* Given exercise:
Look for the word "fill" in the entries below, then copy every line that has it.

* Given data:

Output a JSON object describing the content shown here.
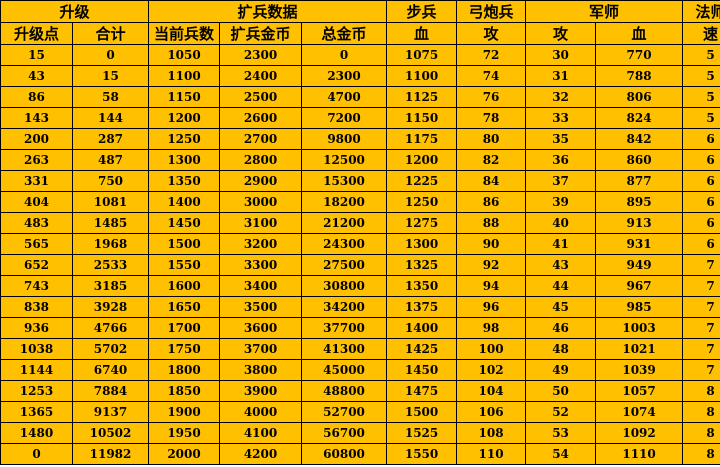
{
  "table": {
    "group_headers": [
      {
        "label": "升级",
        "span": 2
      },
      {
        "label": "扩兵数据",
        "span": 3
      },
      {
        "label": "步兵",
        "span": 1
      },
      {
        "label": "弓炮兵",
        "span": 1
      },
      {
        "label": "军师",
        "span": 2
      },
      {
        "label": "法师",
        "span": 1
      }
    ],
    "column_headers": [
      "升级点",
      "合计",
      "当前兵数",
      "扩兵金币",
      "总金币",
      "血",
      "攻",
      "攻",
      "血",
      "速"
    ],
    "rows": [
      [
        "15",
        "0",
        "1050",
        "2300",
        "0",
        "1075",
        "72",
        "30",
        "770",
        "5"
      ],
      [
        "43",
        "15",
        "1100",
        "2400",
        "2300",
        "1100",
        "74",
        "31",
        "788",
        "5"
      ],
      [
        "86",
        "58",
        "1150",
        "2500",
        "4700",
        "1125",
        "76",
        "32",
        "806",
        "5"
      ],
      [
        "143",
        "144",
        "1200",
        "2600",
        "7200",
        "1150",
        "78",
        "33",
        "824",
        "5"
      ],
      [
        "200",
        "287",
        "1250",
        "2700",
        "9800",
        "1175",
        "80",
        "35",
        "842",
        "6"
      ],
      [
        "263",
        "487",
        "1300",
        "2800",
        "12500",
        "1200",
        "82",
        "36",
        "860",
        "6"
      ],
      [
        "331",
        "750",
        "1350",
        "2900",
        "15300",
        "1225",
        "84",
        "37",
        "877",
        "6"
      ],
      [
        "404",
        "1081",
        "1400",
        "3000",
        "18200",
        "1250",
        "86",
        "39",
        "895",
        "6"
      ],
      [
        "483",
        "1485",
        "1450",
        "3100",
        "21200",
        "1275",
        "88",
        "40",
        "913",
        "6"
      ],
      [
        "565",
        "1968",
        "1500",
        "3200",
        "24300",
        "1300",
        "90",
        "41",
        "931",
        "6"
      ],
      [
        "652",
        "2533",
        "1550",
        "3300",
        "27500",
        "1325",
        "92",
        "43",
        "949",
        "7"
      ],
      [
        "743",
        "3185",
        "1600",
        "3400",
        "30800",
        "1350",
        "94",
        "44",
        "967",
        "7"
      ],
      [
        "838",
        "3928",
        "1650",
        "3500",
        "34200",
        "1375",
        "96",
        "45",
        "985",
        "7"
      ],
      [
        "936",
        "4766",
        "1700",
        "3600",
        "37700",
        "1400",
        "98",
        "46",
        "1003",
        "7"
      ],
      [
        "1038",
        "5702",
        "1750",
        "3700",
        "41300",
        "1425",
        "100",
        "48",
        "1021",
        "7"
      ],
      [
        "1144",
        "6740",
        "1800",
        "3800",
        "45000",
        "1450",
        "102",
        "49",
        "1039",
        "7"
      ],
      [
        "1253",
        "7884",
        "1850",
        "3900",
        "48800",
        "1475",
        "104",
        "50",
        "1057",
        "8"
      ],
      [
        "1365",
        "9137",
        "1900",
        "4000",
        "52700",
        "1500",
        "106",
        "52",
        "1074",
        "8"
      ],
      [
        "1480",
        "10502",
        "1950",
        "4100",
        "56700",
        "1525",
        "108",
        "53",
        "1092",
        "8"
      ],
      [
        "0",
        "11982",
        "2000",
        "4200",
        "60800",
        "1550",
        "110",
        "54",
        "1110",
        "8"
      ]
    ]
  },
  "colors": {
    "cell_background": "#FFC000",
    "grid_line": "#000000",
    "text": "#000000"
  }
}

---

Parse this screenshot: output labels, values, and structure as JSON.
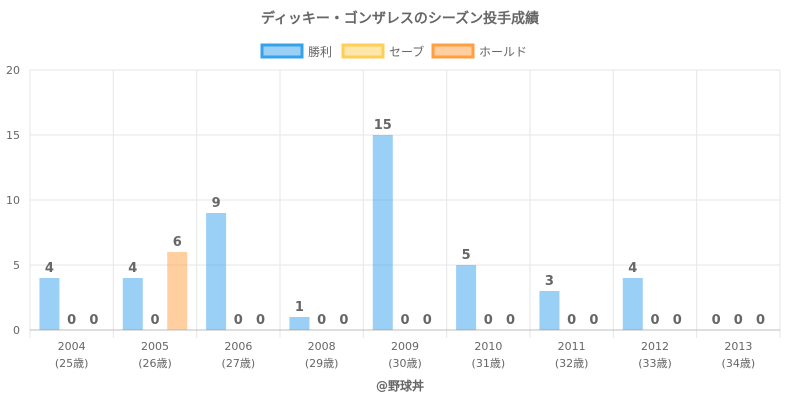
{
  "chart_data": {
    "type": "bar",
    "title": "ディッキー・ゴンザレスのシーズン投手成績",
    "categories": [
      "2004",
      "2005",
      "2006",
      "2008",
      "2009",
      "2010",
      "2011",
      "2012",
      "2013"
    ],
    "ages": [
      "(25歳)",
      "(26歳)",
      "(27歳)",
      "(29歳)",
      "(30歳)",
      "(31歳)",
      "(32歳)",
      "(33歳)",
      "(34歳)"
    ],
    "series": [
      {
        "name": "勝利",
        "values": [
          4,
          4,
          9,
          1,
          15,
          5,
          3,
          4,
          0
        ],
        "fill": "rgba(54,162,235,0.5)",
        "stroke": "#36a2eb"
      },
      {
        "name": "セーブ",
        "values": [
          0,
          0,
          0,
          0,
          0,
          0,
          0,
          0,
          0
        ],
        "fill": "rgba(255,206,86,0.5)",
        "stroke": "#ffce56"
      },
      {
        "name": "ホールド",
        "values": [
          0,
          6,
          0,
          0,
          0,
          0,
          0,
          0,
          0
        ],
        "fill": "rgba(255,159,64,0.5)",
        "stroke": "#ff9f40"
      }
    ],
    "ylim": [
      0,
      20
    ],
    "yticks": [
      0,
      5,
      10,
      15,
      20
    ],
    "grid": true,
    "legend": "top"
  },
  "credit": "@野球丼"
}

* Solution below:
        "fill": "rgba(54,162,235,0.5)",
        "fill": "rgba(255,206,86,0.5)",
        "fill": "rgba(255,159,64,0.5)",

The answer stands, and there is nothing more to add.